- To do
Write out the entries again exactly as they are given.
— start Data records —
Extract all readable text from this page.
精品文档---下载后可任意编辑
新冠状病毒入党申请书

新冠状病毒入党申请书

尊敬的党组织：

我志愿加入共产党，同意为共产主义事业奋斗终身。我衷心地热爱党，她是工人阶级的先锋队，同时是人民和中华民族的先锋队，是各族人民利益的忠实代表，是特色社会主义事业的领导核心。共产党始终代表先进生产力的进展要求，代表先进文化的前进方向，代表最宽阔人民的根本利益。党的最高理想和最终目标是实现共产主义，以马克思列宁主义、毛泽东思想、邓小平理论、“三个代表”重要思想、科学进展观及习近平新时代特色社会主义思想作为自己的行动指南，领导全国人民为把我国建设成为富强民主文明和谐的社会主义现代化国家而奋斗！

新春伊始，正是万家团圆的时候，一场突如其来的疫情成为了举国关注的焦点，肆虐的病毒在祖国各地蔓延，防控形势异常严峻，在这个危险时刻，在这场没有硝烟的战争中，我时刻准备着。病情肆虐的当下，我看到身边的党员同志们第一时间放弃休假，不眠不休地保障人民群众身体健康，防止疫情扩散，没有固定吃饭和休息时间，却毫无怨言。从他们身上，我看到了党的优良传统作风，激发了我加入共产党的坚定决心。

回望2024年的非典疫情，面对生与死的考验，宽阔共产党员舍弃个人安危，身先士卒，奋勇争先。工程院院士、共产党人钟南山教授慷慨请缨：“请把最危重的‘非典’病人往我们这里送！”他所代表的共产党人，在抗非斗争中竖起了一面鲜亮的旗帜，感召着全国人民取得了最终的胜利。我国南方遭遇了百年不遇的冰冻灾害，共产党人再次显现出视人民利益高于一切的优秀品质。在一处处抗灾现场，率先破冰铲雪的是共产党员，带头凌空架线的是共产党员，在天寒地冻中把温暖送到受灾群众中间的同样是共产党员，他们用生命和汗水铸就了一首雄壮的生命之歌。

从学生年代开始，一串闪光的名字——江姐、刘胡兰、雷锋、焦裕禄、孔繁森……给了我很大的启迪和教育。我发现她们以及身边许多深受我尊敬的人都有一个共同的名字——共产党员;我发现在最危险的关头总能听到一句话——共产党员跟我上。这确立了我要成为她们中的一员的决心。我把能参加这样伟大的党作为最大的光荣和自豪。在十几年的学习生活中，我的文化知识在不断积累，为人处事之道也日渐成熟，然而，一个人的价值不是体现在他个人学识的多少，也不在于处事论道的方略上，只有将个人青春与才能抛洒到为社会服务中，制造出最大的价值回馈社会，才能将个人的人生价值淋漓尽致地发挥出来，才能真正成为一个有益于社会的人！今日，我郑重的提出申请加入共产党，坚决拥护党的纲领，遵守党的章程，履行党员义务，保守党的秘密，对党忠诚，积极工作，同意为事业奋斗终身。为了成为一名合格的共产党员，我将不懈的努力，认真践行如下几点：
— end Data records —
- Output
Extract all readable text from this page.
精品文档---下载后可任意编辑
新冠状病毒入党申请书

新冠状病毒入党申请书

尊敬的党组织：

我志愿加入共产党，同意为共产主义事业奋斗终身。我衷心地热爱党，她是工人阶级的先锋队，同时是人民和中华民族的先锋队，是各族人民利益的忠实代表，是特色社会主义事业的领导核心。共产党始终代表先进生产力的进展要求，代表先进文化的前进方向，代表最宽阔人民的根本利益。党的最高理想和最终目标是实现共产主义，以马克思列宁主义、毛泽东思想、邓小平理论、“三个代表”重要思想、科学进展观及习近平新时代特色社会主义思想作为自己的行动指南，领导全国人民为把我国建设成为富强民主文明和谐的社会主义现代化国家而奋斗！

新春伊始，正是万家团圆的时候，一场突如其来的疫情成为了举国关注的焦点，肆虐的病毒在祖国各地蔓延，防控形势异常严峻，在这个危险时刻，在这场没有硝烟的战争中，我时刻准备着。病情肆虐的当下，我看到身边的党员同志们第一时间放弃休假，不眠不休地保障人民群众身体健康，防止疫情扩散，没有固定吃饭和休息时间，却毫无怨言。从他们身上，我看到了党的优良传统作风，激发了我加入共产党的坚定决心。

回望2024年的非典疫情，面对生与死的考验，宽阔共产党员舍弃个人安危，身先士卒，奋勇争先。工程院院士、共产党人钟南山教授慷慨请缨：“请把最危重的‘非典’病人往我们这里送！”他所代表的共产党人，在抗非斗争中竖起了一面鲜亮的旗帜，感召着全国人民取得了最终的胜利。我国南方遭遇了百年不遇的冰冻灾害，共产党人再次显现出视人民利益高于一切的优秀品质。在一处处抗灾现场，率先破冰铲雪的是共产党员，带头凌空架线的是共产党员，在天寒地冻中把温暖送到受灾群众中间的同样是共产党员，他们用生命和汗水铸就了一首雄壮的生命之歌。

从学生年代开始，一串闪光的名字——江姐、刘胡兰、雷锋、焦裕禄、孔繁森……给了我很大的启迪和教育。我发现她们以及身边许多深受我尊敬的人都有一个共同的名字——共产党员;我发现在最危险的关头总能听到一句话——共产党员跟我上。这确立了我要成为她们中的一员的决心。我把能参加这样伟大的党作为最大的光荣和自豪。在十几年的学习生活中，我的文化知识在不断积累，为人处事之道也日渐成熟，然而，一个人的价值不是体现在他个人学识的多少，也不在于处事论道的方略上，只有将个人青春与才能抛洒到为社会服务中，制造出最大的价值回馈社会，才能将个人的人生价值淋漓尽致地发挥出来，才能真正成为一个有益于社会的人！今日，我郑重的提出申请加入共产党，坚决拥护党的纲领，遵守党的章程，履行党员义务，保守党的秘密，对党忠诚，积极工作，同意为事业奋斗终身。为了成为一名合格的共产党员，我将不懈的努力，认真践行如下几点：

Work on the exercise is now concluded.